• Short problem: From the records below, copy every line that contains the word "kind".

[Entries taken from a collection]

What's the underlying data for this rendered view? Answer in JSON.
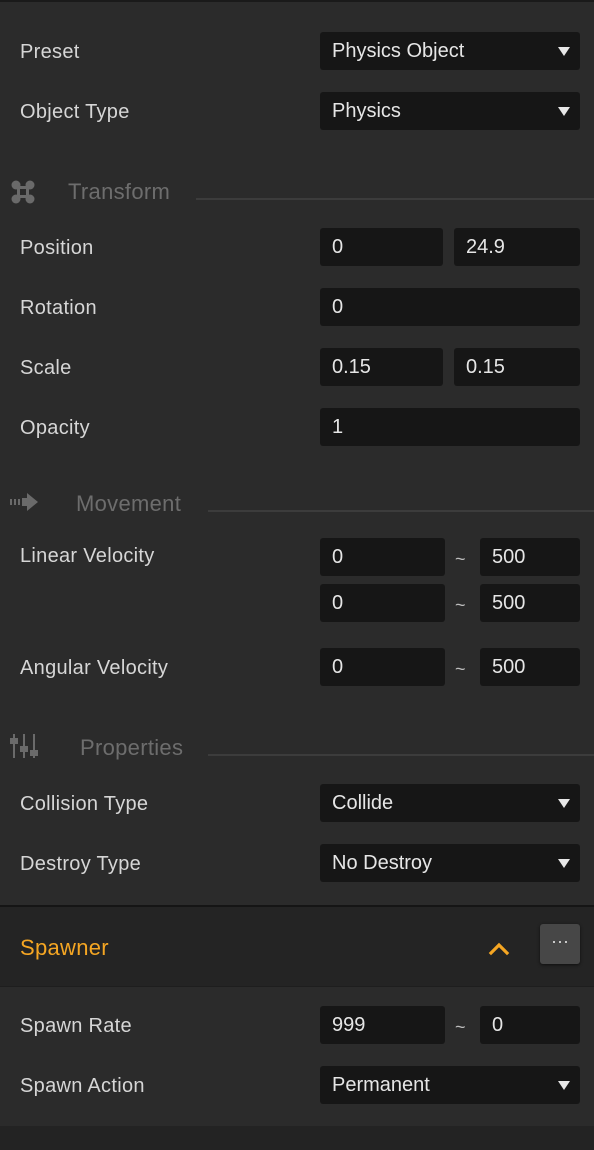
{
  "fields": {
    "preset": {
      "label": "Preset",
      "value": "Physics Object"
    },
    "object_type": {
      "label": "Object Type",
      "value": "Physics"
    }
  },
  "sections": {
    "transform": {
      "title": "Transform",
      "icon": "transform-icon"
    },
    "movement": {
      "title": "Movement",
      "icon": "arrow-right-icon"
    },
    "properties": {
      "title": "Properties",
      "icon": "sliders-icon"
    }
  },
  "transform": {
    "position": {
      "label": "Position",
      "x": "0",
      "y": "24.9"
    },
    "rotation": {
      "label": "Rotation",
      "value": "0"
    },
    "scale": {
      "label": "Scale",
      "x": "0.15",
      "y": "0.15"
    },
    "opacity": {
      "label": "Opacity",
      "value": "1"
    }
  },
  "movement": {
    "linear_velocity": {
      "label": "Linear Velocity",
      "x_min": "0",
      "x_max": "500",
      "y_min": "0",
      "y_max": "500"
    },
    "angular_velocity": {
      "label": "Angular Velocity",
      "min": "0",
      "max": "500"
    },
    "range_separator": "~"
  },
  "properties": {
    "collision_type": {
      "label": "Collision Type",
      "value": "Collide"
    },
    "destroy_type": {
      "label": "Destroy Type",
      "value": "No Destroy"
    }
  },
  "spawner": {
    "title": "Spawner",
    "title_color": "#f5a623",
    "more_label": "···",
    "spawn_rate": {
      "label": "Spawn Rate",
      "min": "999",
      "max": "0"
    },
    "spawn_action": {
      "label": "Spawn Action",
      "value": "Permanent"
    }
  }
}
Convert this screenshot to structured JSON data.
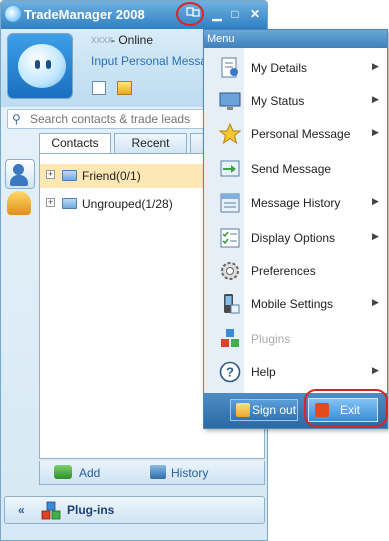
{
  "window": {
    "title": "TradeManager 2008",
    "minimize_label": "▁",
    "maximize_label": "□",
    "close_label": "✕",
    "menu_button_icon": "menu-icon"
  },
  "profile": {
    "user_name": "xxxx",
    "status": "- Online",
    "personal_message": "Input Personal Message"
  },
  "search": {
    "placeholder": "Search contacts & trade leads"
  },
  "tabs": [
    {
      "label": "Contacts",
      "active": true
    },
    {
      "label": "Recent",
      "active": false
    },
    {
      "label": "",
      "active": false
    }
  ],
  "groups": [
    {
      "label": "Friend(0/1)",
      "expander": "+",
      "selected": true
    },
    {
      "label": "Ungrouped(1/28)",
      "expander": "+",
      "selected": false
    }
  ],
  "bottom": {
    "add_label": "Add",
    "history_label": "History"
  },
  "plugins_bar": {
    "chevron": "«",
    "label": "Plug-ins"
  },
  "menu": {
    "header": "Menu",
    "items": [
      {
        "label": "My Details",
        "icon": "details-icon",
        "arrow": "▶",
        "enabled": true
      },
      {
        "label": "My Status",
        "icon": "monitor-icon",
        "arrow": "▶",
        "enabled": true
      },
      {
        "label": "Personal Message",
        "icon": "star-icon",
        "arrow": "▶",
        "enabled": true
      },
      {
        "label": "Send Message",
        "icon": "send-message-icon",
        "arrow": "",
        "enabled": true
      },
      {
        "label": "Message History",
        "icon": "message-history-icon",
        "arrow": "▶",
        "enabled": true
      },
      {
        "label": "Display Options",
        "icon": "display-options-icon",
        "arrow": "▶",
        "enabled": true
      },
      {
        "label": "Preferences",
        "icon": "gear-icon",
        "arrow": "",
        "enabled": true
      },
      {
        "label": "Mobile Settings",
        "icon": "mobile-icon",
        "arrow": "▶",
        "enabled": true
      },
      {
        "label": "Plugins",
        "icon": "plugins-icon",
        "arrow": "",
        "enabled": false
      },
      {
        "label": "Help",
        "icon": "help-icon",
        "arrow": "▶",
        "enabled": true
      }
    ],
    "sign_out_label": "Sign out",
    "exit_label": "Exit"
  },
  "colors": {
    "accent": "#2f80c4",
    "annotation_red": "#dd2222",
    "selected_row": "#fde7b5"
  }
}
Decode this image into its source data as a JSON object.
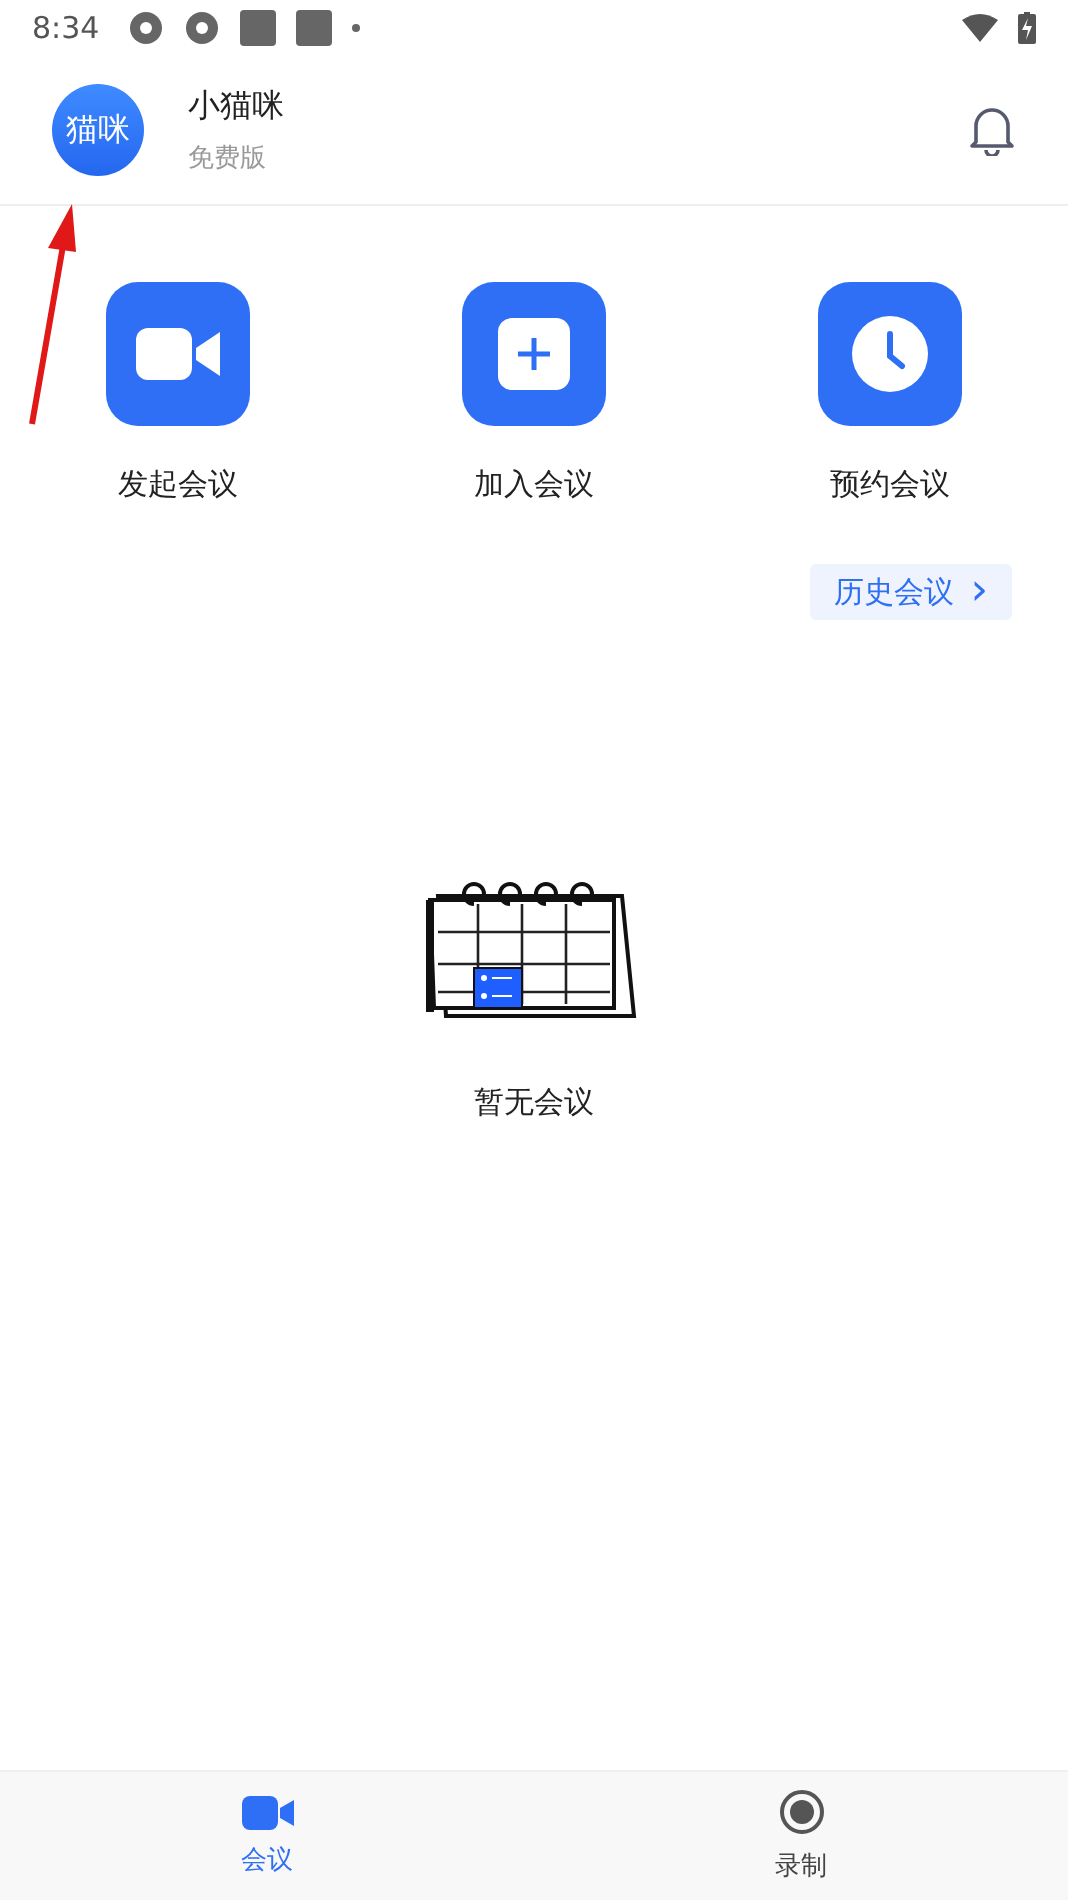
{
  "status_bar": {
    "time": "8:34"
  },
  "profile": {
    "avatar_text": "猫咪",
    "name": "小猫咪",
    "plan": "免费版"
  },
  "actions": [
    {
      "kind": "video",
      "label": "发起会议"
    },
    {
      "kind": "join",
      "label": "加入会议"
    },
    {
      "kind": "schedule",
      "label": "预约会议"
    }
  ],
  "history_button": {
    "label": "历史会议",
    "arrow": "›"
  },
  "empty_state": {
    "message": "暂无会议"
  },
  "bottom_tabs": [
    {
      "kind": "meeting",
      "label": "会议",
      "selected": true
    },
    {
      "kind": "record",
      "label": "录制",
      "selected": false
    }
  ]
}
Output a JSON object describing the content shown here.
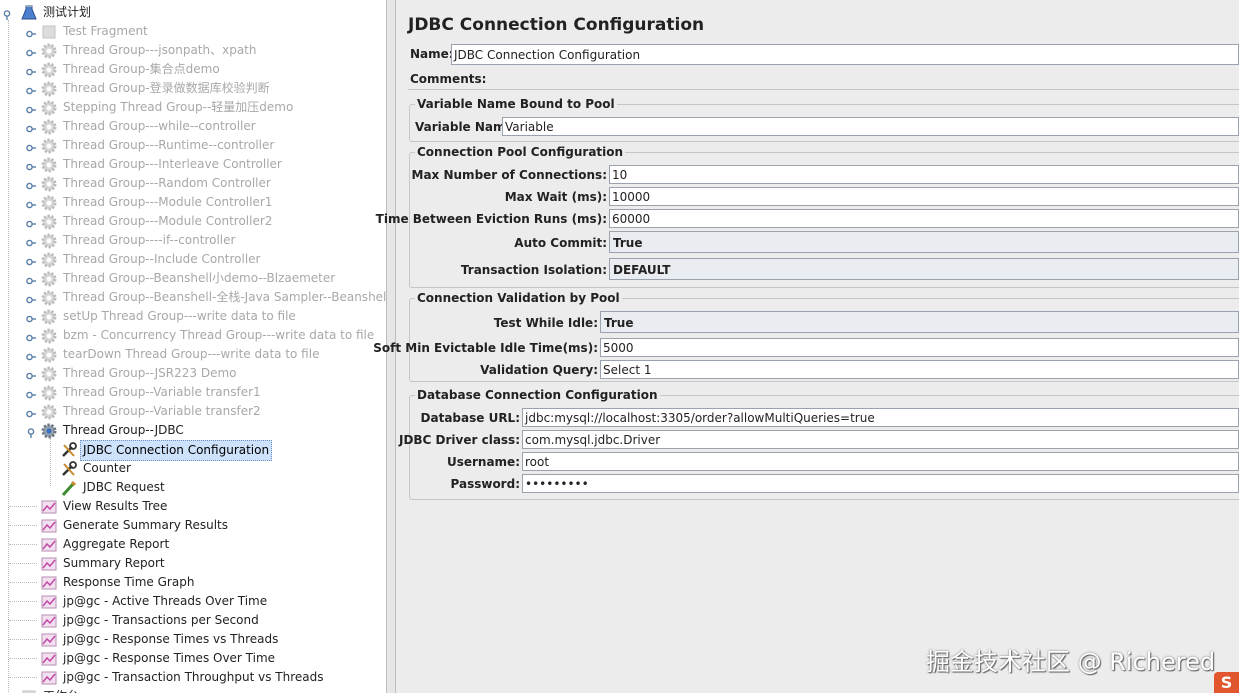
{
  "tree": {
    "root": "测试计划",
    "items": [
      {
        "label": "Test Fragment",
        "enabled": false,
        "icon": "fragment-icon"
      },
      {
        "label": "Thread Group---jsonpath、xpath",
        "enabled": false,
        "icon": "gear-icon"
      },
      {
        "label": "Thread Group-集合点demo",
        "enabled": false,
        "icon": "gear-icon"
      },
      {
        "label": "Thread Group-登录做数据库校验判断",
        "enabled": false,
        "icon": "gear-icon"
      },
      {
        "label": "Stepping Thread Group--轻量加压demo",
        "enabled": false,
        "icon": "gear-icon"
      },
      {
        "label": "Thread Group---while--controller",
        "enabled": false,
        "icon": "gear-icon"
      },
      {
        "label": "Thread Group---Runtime--controller",
        "enabled": false,
        "icon": "gear-icon"
      },
      {
        "label": "Thread Group---Interleave Controller",
        "enabled": false,
        "icon": "gear-icon"
      },
      {
        "label": "Thread Group---Random Controller",
        "enabled": false,
        "icon": "gear-icon"
      },
      {
        "label": "Thread Group---Module Controller1",
        "enabled": false,
        "icon": "gear-icon"
      },
      {
        "label": "Thread Group---Module Controller2",
        "enabled": false,
        "icon": "gear-icon"
      },
      {
        "label": "Thread Group----if--controller",
        "enabled": false,
        "icon": "gear-icon"
      },
      {
        "label": "Thread Group--Include Controller",
        "enabled": false,
        "icon": "gear-icon"
      },
      {
        "label": "Thread Group--Beanshell小demo--Blzaemeter",
        "enabled": false,
        "icon": "gear-icon"
      },
      {
        "label": "Thread Group--Beanshell-全栈-Java Sampler--Beanshell",
        "enabled": false,
        "icon": "gear-icon"
      },
      {
        "label": "setUp Thread Group---write data to file",
        "enabled": false,
        "icon": "gear-icon"
      },
      {
        "label": "bzm - Concurrency Thread Group---write data to file",
        "enabled": false,
        "icon": "gear-icon"
      },
      {
        "label": "tearDown Thread Group---write data to file",
        "enabled": false,
        "icon": "gear-icon"
      },
      {
        "label": "Thread Group--JSR223 Demo",
        "enabled": false,
        "icon": "gear-icon"
      },
      {
        "label": "Thread Group--Variable transfer1",
        "enabled": false,
        "icon": "gear-icon"
      },
      {
        "label": "Thread Group--Variable transfer2",
        "enabled": false,
        "icon": "gear-icon"
      },
      {
        "label": "Thread Group--JDBC",
        "enabled": true,
        "icon": "thread-group-icon",
        "expanded": true
      }
    ],
    "children": [
      {
        "label": "JDBC Connection Configuration",
        "icon": "wrench-icon",
        "selected": true
      },
      {
        "label": "Counter",
        "icon": "wrench-icon"
      },
      {
        "label": "JDBC Request",
        "icon": "pipette-icon"
      }
    ],
    "listeners": [
      "View Results Tree",
      "Generate Summary Results",
      "Aggregate Report",
      "Summary Report",
      "Response Time Graph",
      "jp@gc - Active Threads Over Time",
      "jp@gc - Transactions per Second",
      "jp@gc - Response Times vs Threads",
      "jp@gc - Response Times Over Time",
      "jp@gc - Transaction Throughput vs Threads"
    ],
    "last_partial": "工作台"
  },
  "panel": {
    "title": "JDBC Connection Configuration",
    "name_label": "Name:",
    "name_value": "JDBC Connection Configuration",
    "comments_label": "Comments:",
    "groups": {
      "var_bound": "Variable Name Bound to Pool",
      "pool": "Connection Pool Configuration",
      "validation": "Connection Validation by Pool",
      "database": "Database Connection Configuration"
    },
    "fields": {
      "variable_name": {
        "label": "Variable Name:",
        "value": "Variable"
      },
      "max_connections": {
        "label": "Max Number of Connections:",
        "value": "10"
      },
      "max_wait": {
        "label": "Max Wait (ms):",
        "value": "10000"
      },
      "eviction": {
        "label": "Time Between Eviction Runs (ms):",
        "value": "60000"
      },
      "auto_commit": {
        "label": "Auto Commit:",
        "value": "True"
      },
      "isolation": {
        "label": "Transaction Isolation:",
        "value": "DEFAULT"
      },
      "test_idle": {
        "label": "Test While Idle:",
        "value": "True"
      },
      "soft_min": {
        "label": "Soft Min Evictable Idle Time(ms):",
        "value": "5000"
      },
      "validation_query": {
        "label": "Validation Query:",
        "value": "Select 1"
      },
      "db_url": {
        "label": "Database URL:",
        "value": "jdbc:mysql://localhost:3305/order?allowMultiQueries=true"
      },
      "driver": {
        "label": "JDBC Driver class:",
        "value": "com.mysql.jdbc.Driver"
      },
      "username": {
        "label": "Username:",
        "value": "root"
      },
      "password": {
        "label": "Password:",
        "value": "•••••••••"
      }
    }
  },
  "watermark": "掘金技术社区 @ Richered",
  "corner_logo": "S"
}
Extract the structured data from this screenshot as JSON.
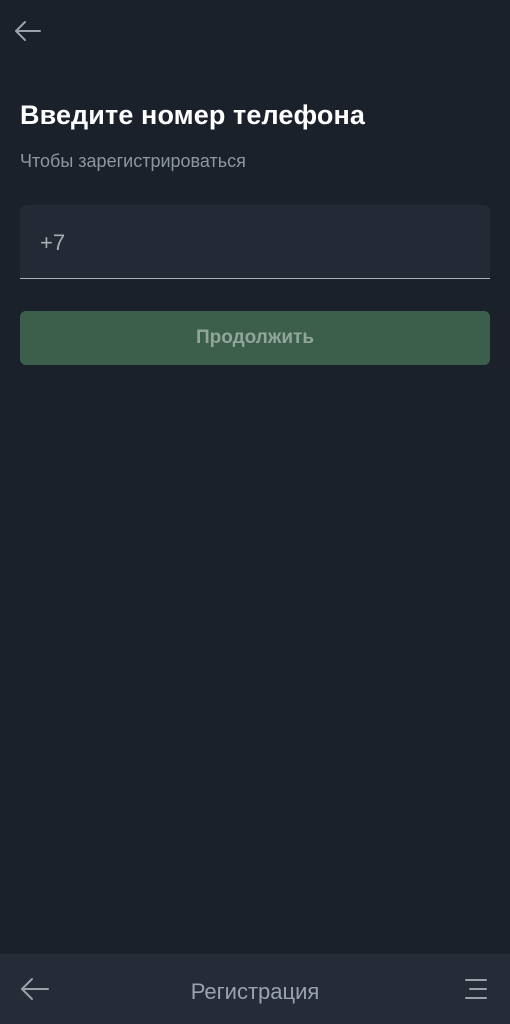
{
  "header": {
    "back_icon": "back-arrow-icon"
  },
  "main": {
    "title": "Введите номер телефона",
    "subtitle": "Чтобы зарегистрироваться",
    "phone_field": {
      "value": "+7"
    },
    "continue_label": "Продолжить"
  },
  "bottom_bar": {
    "back_icon": "back-arrow-icon",
    "title": "Регистрация",
    "menu_icon": "menu-icon"
  },
  "colors": {
    "background": "#1b212b",
    "field_background": "#232a35",
    "button_background": "#3c5f4b",
    "bottom_bar_background": "#252c37",
    "title_text": "#ffffff",
    "secondary_text": "#8e969f"
  }
}
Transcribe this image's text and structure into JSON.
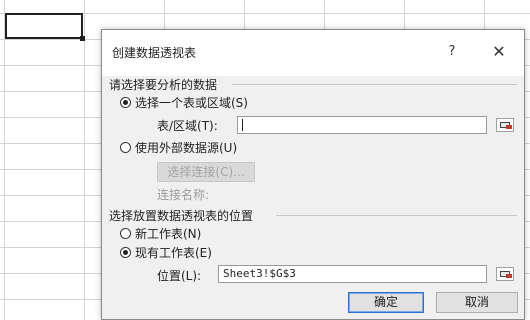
{
  "dialog": {
    "title": "创建数据透视表",
    "help": "?",
    "close": "✕"
  },
  "source_section": {
    "title": "请选择要分析的数据",
    "option_select_range": "选择一个表或区域(S)",
    "table_range_label": "表/区域(T):",
    "table_range_value": "",
    "option_external": "使用外部数据源(U)",
    "choose_connection": "选择连接(C)...",
    "connection_name_label": "连接名称:"
  },
  "location_section": {
    "title": "选择放置数据透视表的位置",
    "option_new_sheet": "新工作表(N)",
    "option_existing_sheet": "现有工作表(E)",
    "location_label": "位置(L):",
    "location_value": "Sheet3!$G$3"
  },
  "buttons": {
    "ok": "确定",
    "cancel": "取消"
  },
  "state": {
    "source_selected": "select_range",
    "location_selected": "existing_sheet"
  }
}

• Exercise result:
      "kind": "video",
      "kind": "join",
      "kind": "schedule",
      "kind": "meeting",
      "kind": "record",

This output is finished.